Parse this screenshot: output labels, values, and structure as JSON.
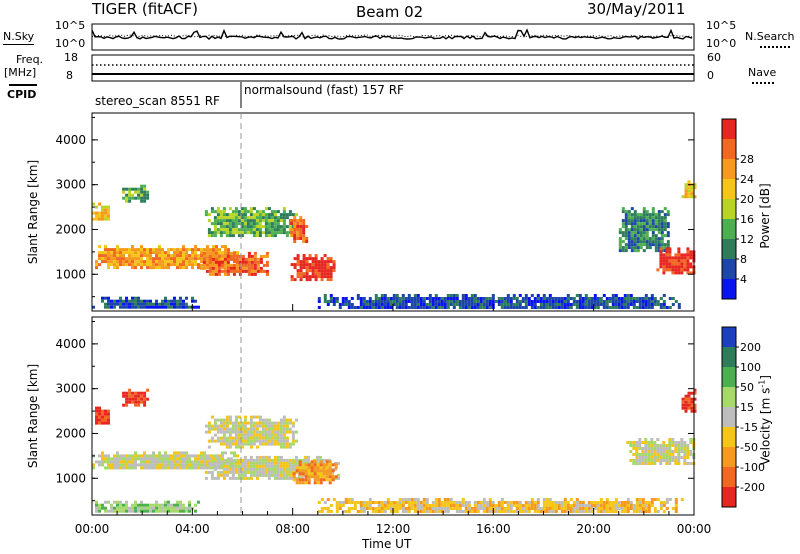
{
  "header": {
    "radar": "TIGER (fitACF)",
    "beam": "Beam 02",
    "date": "30/May/2011"
  },
  "noise_panel": {
    "left_label": "N.Sky",
    "right_label": "N.Search",
    "left_ticks": [
      "10^5",
      "10^0"
    ],
    "right_ticks": [
      "10^5",
      "10^0"
    ]
  },
  "freq_panel": {
    "label_line1": "Freq.",
    "label_line2": "[MHz]",
    "left_ticks": [
      "18",
      "8"
    ],
    "right_ticks": [
      "60",
      "0"
    ],
    "right_label": "Nave"
  },
  "cpid": {
    "label": "CPID",
    "modes": [
      {
        "name": "stereo_scan 8551 RF",
        "start_hour": 0,
        "end_hour": 6.0
      },
      {
        "name": "normalsound (fast) 157 RF",
        "start_hour": 6.0,
        "end_hour": 24
      }
    ]
  },
  "chart_data": [
    {
      "type": "heatmap",
      "parameter": "power",
      "ylabel": "Slant Range [km]",
      "xlabel": "",
      "ylim": [
        180,
        4600
      ],
      "yticks": [
        "1000",
        "2000",
        "3000",
        "4000"
      ],
      "xlim": [
        0,
        24
      ],
      "colorbar": {
        "label": "Power [dB]",
        "ticks": [
          "4",
          "8",
          "12",
          "16",
          "20",
          "24",
          "28"
        ],
        "colors": [
          "#0a14f0",
          "#1c46a8",
          "#2e7d5a",
          "#4caf50",
          "#b9d424",
          "#f5c518",
          "#f59a1e",
          "#f26722",
          "#e6261f"
        ]
      },
      "regions": [
        {
          "t0": 0.0,
          "t1": 5.8,
          "r0": 1150,
          "r1": 1650,
          "level": 6
        },
        {
          "t0": 0.0,
          "t1": 0.7,
          "r0": 2250,
          "r1": 2600,
          "level": 5
        },
        {
          "t0": 1.2,
          "t1": 2.2,
          "r0": 2650,
          "r1": 3000,
          "level": 3
        },
        {
          "t0": 4.3,
          "t1": 7.0,
          "r0": 1000,
          "r1": 1500,
          "level": 7
        },
        {
          "t0": 4.5,
          "t1": 8.1,
          "r0": 1850,
          "r1": 2500,
          "level": 3
        },
        {
          "t0": 7.8,
          "t1": 9.7,
          "r0": 900,
          "r1": 1450,
          "level": 8
        },
        {
          "t0": 7.9,
          "t1": 8.5,
          "r0": 1700,
          "r1": 2300,
          "level": 7
        },
        {
          "t0": 0.0,
          "t1": 4.2,
          "r0": 250,
          "r1": 500,
          "level": 1
        },
        {
          "t0": 9.0,
          "t1": 23.5,
          "r0": 250,
          "r1": 560,
          "level": 1
        },
        {
          "t0": 21.0,
          "t1": 23.0,
          "r0": 1500,
          "r1": 2500,
          "level": 2
        },
        {
          "t0": 22.5,
          "t1": 24.0,
          "r0": 1000,
          "r1": 1600,
          "level": 8
        },
        {
          "t0": 23.5,
          "t1": 24.0,
          "r0": 2700,
          "r1": 3100,
          "level": 5
        }
      ]
    },
    {
      "type": "heatmap",
      "parameter": "velocity",
      "ylabel": "Slant Range [km]",
      "xlabel": "Time UT",
      "ylim": [
        180,
        4600
      ],
      "yticks": [
        "1000",
        "2000",
        "3000",
        "4000"
      ],
      "xlim": [
        0,
        24
      ],
      "xticks": [
        "00:00",
        "04:00",
        "08:00",
        "12:00",
        "16:00",
        "20:00",
        "00:00"
      ],
      "colorbar": {
        "label": "Velocity [m s",
        "label_sup": "-1",
        "label_end": "]",
        "ticks": [
          "-200",
          "-100",
          "-50",
          "-15",
          "15",
          "50",
          "100",
          "200"
        ],
        "colors": [
          "#e6261f",
          "#f26722",
          "#f59a1e",
          "#f5c518",
          "#bdbdbd",
          "#a6d96a",
          "#4caf50",
          "#2e7d5a",
          "#1c3fbf"
        ]
      },
      "regions": [
        {
          "t0": 0.0,
          "t1": 5.8,
          "r0": 1200,
          "r1": 1600,
          "level": 4
        },
        {
          "t0": 0.0,
          "t1": 0.7,
          "r0": 2200,
          "r1": 2600,
          "level": 0
        },
        {
          "t0": 1.2,
          "t1": 2.2,
          "r0": 2650,
          "r1": 3000,
          "level": 0
        },
        {
          "t0": 4.5,
          "t1": 8.2,
          "r0": 1700,
          "r1": 2400,
          "level": 4
        },
        {
          "t0": 4.5,
          "t1": 9.8,
          "r0": 1000,
          "r1": 1500,
          "level": 4
        },
        {
          "t0": 8.0,
          "t1": 9.7,
          "r0": 900,
          "r1": 1400,
          "level": 2
        },
        {
          "t0": 0.0,
          "t1": 4.2,
          "r0": 250,
          "r1": 500,
          "level": 5
        },
        {
          "t0": 9.0,
          "t1": 23.5,
          "r0": 250,
          "r1": 560,
          "level": 3
        },
        {
          "t0": 21.3,
          "t1": 24.0,
          "r0": 1300,
          "r1": 1900,
          "level": 4
        },
        {
          "t0": 23.5,
          "t1": 24.0,
          "r0": 2500,
          "r1": 3000,
          "level": 0
        }
      ]
    }
  ]
}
----
● **Required task**: Write every entry out again exactly, dropping the pictures.

● **Problem solution**:
Parse this screenshot: output labels, values, and structure as JSON.
{
  "header": {
    "radar": "TIGER (fitACF)",
    "beam": "Beam 02",
    "date": "30/May/2011"
  },
  "noise_panel": {
    "left_label": "N.Sky",
    "right_label": "N.Search",
    "left_ticks": [
      "10^5",
      "10^0"
    ],
    "right_ticks": [
      "10^5",
      "10^0"
    ]
  },
  "freq_panel": {
    "label_line1": "Freq.",
    "label_line2": "[MHz]",
    "left_ticks": [
      "18",
      "8"
    ],
    "right_ticks": [
      "60",
      "0"
    ],
    "right_label": "Nave"
  },
  "cpid": {
    "label": "CPID",
    "modes": [
      {
        "name": "stereo_scan 8551 RF",
        "start_hour": 0,
        "end_hour": 6.0
      },
      {
        "name": "normalsound (fast) 157 RF",
        "start_hour": 6.0,
        "end_hour": 24
      }
    ]
  },
  "chart_data": [
    {
      "type": "heatmap",
      "parameter": "power",
      "ylabel": "Slant Range [km]",
      "xlabel": "",
      "ylim": [
        180,
        4600
      ],
      "yticks": [
        "1000",
        "2000",
        "3000",
        "4000"
      ],
      "xlim": [
        0,
        24
      ],
      "colorbar": {
        "label": "Power [dB]",
        "ticks": [
          "4",
          "8",
          "12",
          "16",
          "20",
          "24",
          "28"
        ],
        "colors": [
          "#0a14f0",
          "#1c46a8",
          "#2e7d5a",
          "#4caf50",
          "#b9d424",
          "#f5c518",
          "#f59a1e",
          "#f26722",
          "#e6261f"
        ]
      },
      "regions": [
        {
          "t0": 0.0,
          "t1": 5.8,
          "r0": 1150,
          "r1": 1650,
          "level": 6
        },
        {
          "t0": 0.0,
          "t1": 0.7,
          "r0": 2250,
          "r1": 2600,
          "level": 5
        },
        {
          "t0": 1.2,
          "t1": 2.2,
          "r0": 2650,
          "r1": 3000,
          "level": 3
        },
        {
          "t0": 4.3,
          "t1": 7.0,
          "r0": 1000,
          "r1": 1500,
          "level": 7
        },
        {
          "t0": 4.5,
          "t1": 8.1,
          "r0": 1850,
          "r1": 2500,
          "level": 3
        },
        {
          "t0": 7.8,
          "t1": 9.7,
          "r0": 900,
          "r1": 1450,
          "level": 8
        },
        {
          "t0": 7.9,
          "t1": 8.5,
          "r0": 1700,
          "r1": 2300,
          "level": 7
        },
        {
          "t0": 0.0,
          "t1": 4.2,
          "r0": 250,
          "r1": 500,
          "level": 1
        },
        {
          "t0": 9.0,
          "t1": 23.5,
          "r0": 250,
          "r1": 560,
          "level": 1
        },
        {
          "t0": 21.0,
          "t1": 23.0,
          "r0": 1500,
          "r1": 2500,
          "level": 2
        },
        {
          "t0": 22.5,
          "t1": 24.0,
          "r0": 1000,
          "r1": 1600,
          "level": 8
        },
        {
          "t0": 23.5,
          "t1": 24.0,
          "r0": 2700,
          "r1": 3100,
          "level": 5
        }
      ]
    },
    {
      "type": "heatmap",
      "parameter": "velocity",
      "ylabel": "Slant Range [km]",
      "xlabel": "Time UT",
      "ylim": [
        180,
        4600
      ],
      "yticks": [
        "1000",
        "2000",
        "3000",
        "4000"
      ],
      "xlim": [
        0,
        24
      ],
      "xticks": [
        "00:00",
        "04:00",
        "08:00",
        "12:00",
        "16:00",
        "20:00",
        "00:00"
      ],
      "colorbar": {
        "label": "Velocity [m s",
        "label_sup": "-1",
        "label_end": "]",
        "ticks": [
          "-200",
          "-100",
          "-50",
          "-15",
          "15",
          "50",
          "100",
          "200"
        ],
        "colors": [
          "#e6261f",
          "#f26722",
          "#f59a1e",
          "#f5c518",
          "#bdbdbd",
          "#a6d96a",
          "#4caf50",
          "#2e7d5a",
          "#1c3fbf"
        ]
      },
      "regions": [
        {
          "t0": 0.0,
          "t1": 5.8,
          "r0": 1200,
          "r1": 1600,
          "level": 4
        },
        {
          "t0": 0.0,
          "t1": 0.7,
          "r0": 2200,
          "r1": 2600,
          "level": 0
        },
        {
          "t0": 1.2,
          "t1": 2.2,
          "r0": 2650,
          "r1": 3000,
          "level": 0
        },
        {
          "t0": 4.5,
          "t1": 8.2,
          "r0": 1700,
          "r1": 2400,
          "level": 4
        },
        {
          "t0": 4.5,
          "t1": 9.8,
          "r0": 1000,
          "r1": 1500,
          "level": 4
        },
        {
          "t0": 8.0,
          "t1": 9.7,
          "r0": 900,
          "r1": 1400,
          "level": 2
        },
        {
          "t0": 0.0,
          "t1": 4.2,
          "r0": 250,
          "r1": 500,
          "level": 5
        },
        {
          "t0": 9.0,
          "t1": 23.5,
          "r0": 250,
          "r1": 560,
          "level": 3
        },
        {
          "t0": 21.3,
          "t1": 24.0,
          "r0": 1300,
          "r1": 1900,
          "level": 4
        },
        {
          "t0": 23.5,
          "t1": 24.0,
          "r0": 2500,
          "r1": 3000,
          "level": 0
        }
      ]
    }
  ]
}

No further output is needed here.